:: Work required ::
Write out the material again exactly, please, and omit the pictures.
※
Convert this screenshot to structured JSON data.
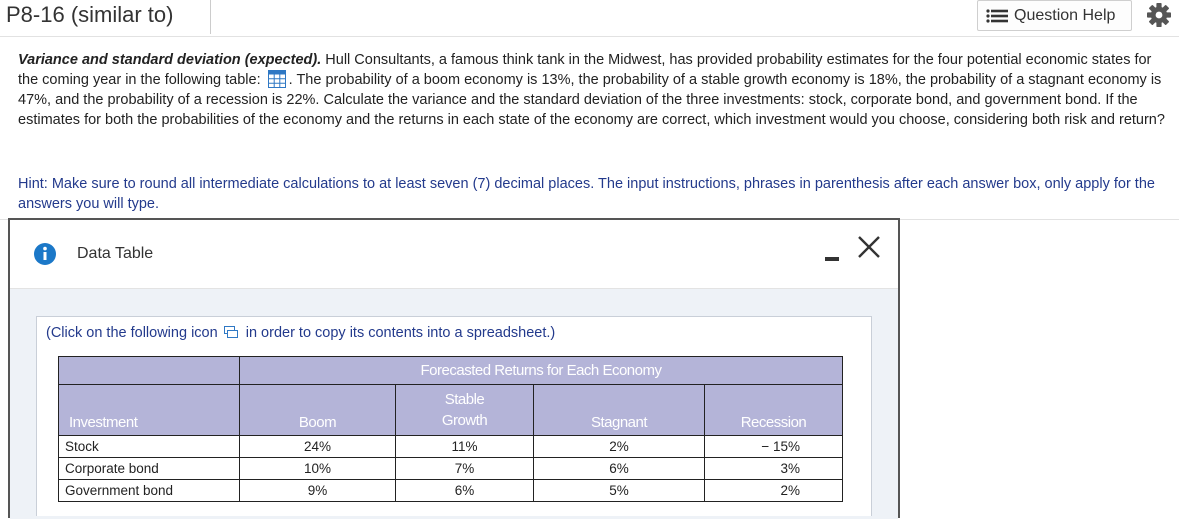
{
  "header": {
    "title": "P8-16 (similar to)",
    "question_help_label": "Question Help"
  },
  "question": {
    "lead": "Variance and standard deviation (expected).",
    "part1": " Hull Consultants, a famous think tank in the Midwest, has provided probability estimates for the four potential economic states for the coming year in the following table: ",
    "part2": ". The probability of a boom economy is 13%, the probability of a stable growth economy is 18%, the probability of a stagnant economy is 47%, and the probability of a recession is 22%. Calculate the variance and the standard deviation of the three investments: stock, corporate bond, and government bond. If the estimates for both the probabilities of the economy and the returns in each state of the economy are correct, which investment would you choose, considering both risk and return?"
  },
  "hint": "Hint: Make sure to round all intermediate calculations to at least seven (7) decimal places. The input instructions, phrases in parenthesis after each answer box, only apply for the answers you will type.",
  "dialog": {
    "title": "Data Table",
    "copy_note_before": "(Click on the following icon",
    "copy_note_after": "in order to copy its contents into a spreadsheet.)",
    "table": {
      "group_header": "Forecasted Returns for Each Economy",
      "columns": [
        "Investment",
        "Boom",
        "Stable Growth",
        "Stagnant",
        "Recession"
      ],
      "rows": [
        [
          "Stock",
          "24%",
          "11%",
          "2%",
          "− 15%"
        ],
        [
          "Corporate bond",
          "10%",
          "7%",
          "6%",
          "3%"
        ],
        [
          "Government bond",
          "9%",
          "6%",
          "5%",
          "2%"
        ]
      ]
    }
  },
  "colors": {
    "accent": "#233a8c",
    "table_header": "#b4b4d8",
    "info_icon": "#1b78c8",
    "grid_icon": "#2f78c4"
  }
}
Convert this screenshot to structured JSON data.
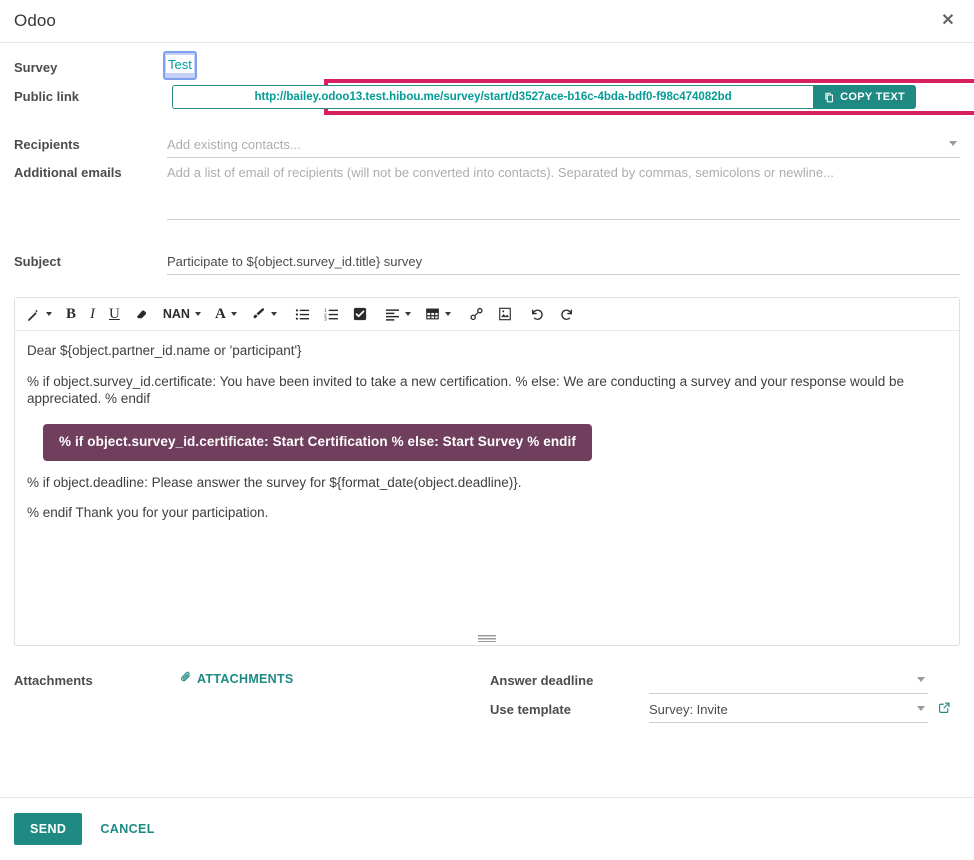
{
  "header": {
    "title": "Odoo",
    "close_label": "✕"
  },
  "form": {
    "survey": {
      "label": "Survey",
      "value": "Test"
    },
    "public_link": {
      "label": "Public link",
      "url": "http://bailey.odoo13.test.hibou.me/survey/start/d3527ace-b16c-4bda-bdf0-f98c474082bd",
      "copy_button": "COPY TEXT",
      "highlight_color": "#d6205f",
      "accent_color": "#1f8a84"
    },
    "recipients": {
      "label": "Recipients",
      "placeholder": "Add existing contacts...",
      "value": ""
    },
    "additional_emails": {
      "label": "Additional emails",
      "placeholder": "Add a list of email of recipients (will not be converted into contacts). Separated by commas, semicolons or newline...",
      "value": ""
    },
    "subject": {
      "label": "Subject",
      "value": "Participate to ${object.survey_id.title} survey"
    },
    "attachments": {
      "label": "Attachments",
      "button_label": "ATTACHMENTS"
    },
    "answer_deadline": {
      "label": "Answer deadline",
      "value": ""
    },
    "use_template": {
      "label": "Use template",
      "value": "Survey: Invite"
    }
  },
  "editor": {
    "toolbar": [
      {
        "name": "style-wand",
        "glyph": "✐",
        "type": "icon-caret"
      },
      {
        "name": "bold",
        "glyph": "B",
        "type": "bold"
      },
      {
        "name": "italic",
        "glyph": "I",
        "type": "italic"
      },
      {
        "name": "underline",
        "glyph": "U",
        "type": "underline"
      },
      {
        "name": "clear-format",
        "glyph": "▱",
        "type": "eraser"
      },
      {
        "name": "font-size",
        "glyph": "NAN",
        "type": "text-caret"
      },
      {
        "name": "font-color",
        "glyph": "A",
        "type": "letter-caret"
      },
      {
        "name": "background-color",
        "glyph": "✎",
        "type": "brush-caret"
      },
      {
        "name": "unordered-list",
        "glyph": "≡",
        "type": "icon"
      },
      {
        "name": "ordered-list",
        "glyph": "≣",
        "type": "icon"
      },
      {
        "name": "checklist",
        "glyph": "☑",
        "type": "icon"
      },
      {
        "name": "align",
        "glyph": "☰",
        "type": "icon-caret"
      },
      {
        "name": "table",
        "glyph": "⊞",
        "type": "icon-caret"
      },
      {
        "name": "link",
        "glyph": "ὑ7",
        "type": "icon"
      },
      {
        "name": "image",
        "glyph": "ὛC",
        "type": "icon"
      },
      {
        "name": "undo",
        "glyph": "↶",
        "type": "icon"
      },
      {
        "name": "redo",
        "glyph": "↷",
        "type": "icon"
      }
    ],
    "body": {
      "greeting": "Dear ${object.partner_id.name or 'participant'}",
      "intro": "% if object.survey_id.certificate: You have been invited to take a new certification. % else: We are conducting a survey and your response would be appreciated. % endif",
      "cta": "% if object.survey_id.certificate: Start Certification % else: Start Survey % endif",
      "cta_color": "#713f5e",
      "deadline": "% if object.deadline: Please answer the survey for ${format_date(object.deadline)}.",
      "closing": "% endif Thank you for your participation."
    }
  },
  "footer": {
    "send_label": "SEND",
    "cancel_label": "CANCEL"
  }
}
※
:: Response ::
Convert this screenshot to structured JSON data.
{
  "header": {
    "title": "P8-16 (similar to)",
    "question_help_label": "Question Help"
  },
  "question": {
    "lead": "Variance and standard deviation (expected).",
    "part1": " Hull Consultants, a famous think tank in the Midwest, has provided probability estimates for the four potential economic states for the coming year in the following table: ",
    "part2": ". The probability of a boom economy is 13%, the probability of a stable growth economy is 18%, the probability of a stagnant economy is 47%, and the probability of a recession is 22%. Calculate the variance and the standard deviation of the three investments: stock, corporate bond, and government bond. If the estimates for both the probabilities of the economy and the returns in each state of the economy are correct, which investment would you choose, considering both risk and return?"
  },
  "hint": "Hint: Make sure to round all intermediate calculations to at least seven (7) decimal places. The input instructions, phrases in parenthesis after each answer box, only apply for the answers you will type.",
  "dialog": {
    "title": "Data Table",
    "copy_note_before": "(Click on the following icon",
    "copy_note_after": "in order to copy its contents into a spreadsheet.)",
    "table": {
      "group_header": "Forecasted Returns for Each Economy",
      "columns": [
        "Investment",
        "Boom",
        "Stable Growth",
        "Stagnant",
        "Recession"
      ],
      "rows": [
        [
          "Stock",
          "24%",
          "11%",
          "2%",
          "− 15%"
        ],
        [
          "Corporate bond",
          "10%",
          "7%",
          "6%",
          "3%"
        ],
        [
          "Government bond",
          "9%",
          "6%",
          "5%",
          "2%"
        ]
      ]
    }
  },
  "colors": {
    "accent": "#233a8c",
    "table_header": "#b4b4d8",
    "info_icon": "#1b78c8",
    "grid_icon": "#2f78c4"
  }
}
Convert this screenshot to structured JSON data.
{
  "header": {
    "title": "Odoo",
    "close_label": "✕"
  },
  "form": {
    "survey": {
      "label": "Survey",
      "value": "Test"
    },
    "public_link": {
      "label": "Public link",
      "url": "http://bailey.odoo13.test.hibou.me/survey/start/d3527ace-b16c-4bda-bdf0-f98c474082bd",
      "copy_button": "COPY TEXT",
      "highlight_color": "#d6205f",
      "accent_color": "#1f8a84"
    },
    "recipients": {
      "label": "Recipients",
      "placeholder": "Add existing contacts...",
      "value": ""
    },
    "additional_emails": {
      "label": "Additional emails",
      "placeholder": "Add a list of email of recipients (will not be converted into contacts). Separated by commas, semicolons or newline...",
      "value": ""
    },
    "subject": {
      "label": "Subject",
      "value": "Participate to ${object.survey_id.title} survey"
    },
    "attachments": {
      "label": "Attachments",
      "button_label": "ATTACHMENTS"
    },
    "answer_deadline": {
      "label": "Answer deadline",
      "value": ""
    },
    "use_template": {
      "label": "Use template",
      "value": "Survey: Invite"
    }
  },
  "editor": {
    "toolbar": [
      {
        "name": "style-wand",
        "glyph": "✐",
        "type": "icon-caret"
      },
      {
        "name": "bold",
        "glyph": "B",
        "type": "bold"
      },
      {
        "name": "italic",
        "glyph": "I",
        "type": "italic"
      },
      {
        "name": "underline",
        "glyph": "U",
        "type": "underline"
      },
      {
        "name": "clear-format",
        "glyph": "▱",
        "type": "eraser"
      },
      {
        "name": "font-size",
        "glyph": "NAN",
        "type": "text-caret"
      },
      {
        "name": "font-color",
        "glyph": "A",
        "type": "letter-caret"
      },
      {
        "name": "background-color",
        "glyph": "✎",
        "type": "brush-caret"
      },
      {
        "name": "unordered-list",
        "glyph": "≡",
        "type": "icon"
      },
      {
        "name": "ordered-list",
        "glyph": "≣",
        "type": "icon"
      },
      {
        "name": "checklist",
        "glyph": "☑",
        "type": "icon"
      },
      {
        "name": "align",
        "glyph": "☰",
        "type": "icon-caret"
      },
      {
        "name": "table",
        "glyph": "⊞",
        "type": "icon-caret"
      },
      {
        "name": "link",
        "glyph": "ὑ7",
        "type": "icon"
      },
      {
        "name": "image",
        "glyph": "ὛC",
        "type": "icon"
      },
      {
        "name": "undo",
        "glyph": "↶",
        "type": "icon"
      },
      {
        "name": "redo",
        "glyph": "↷",
        "type": "icon"
      }
    ],
    "body": {
      "greeting": "Dear ${object.partner_id.name or 'participant'}",
      "intro": "% if object.survey_id.certificate: You have been invited to take a new certification. % else: We are conducting a survey and your response would be appreciated. % endif",
      "cta": "% if object.survey_id.certificate: Start Certification % else: Start Survey % endif",
      "cta_color": "#713f5e",
      "deadline": "% if object.deadline: Please answer the survey for ${format_date(object.deadline)}.",
      "closing": "% endif Thank you for your participation."
    }
  },
  "footer": {
    "send_label": "SEND",
    "cancel_label": "CANCEL"
  }
}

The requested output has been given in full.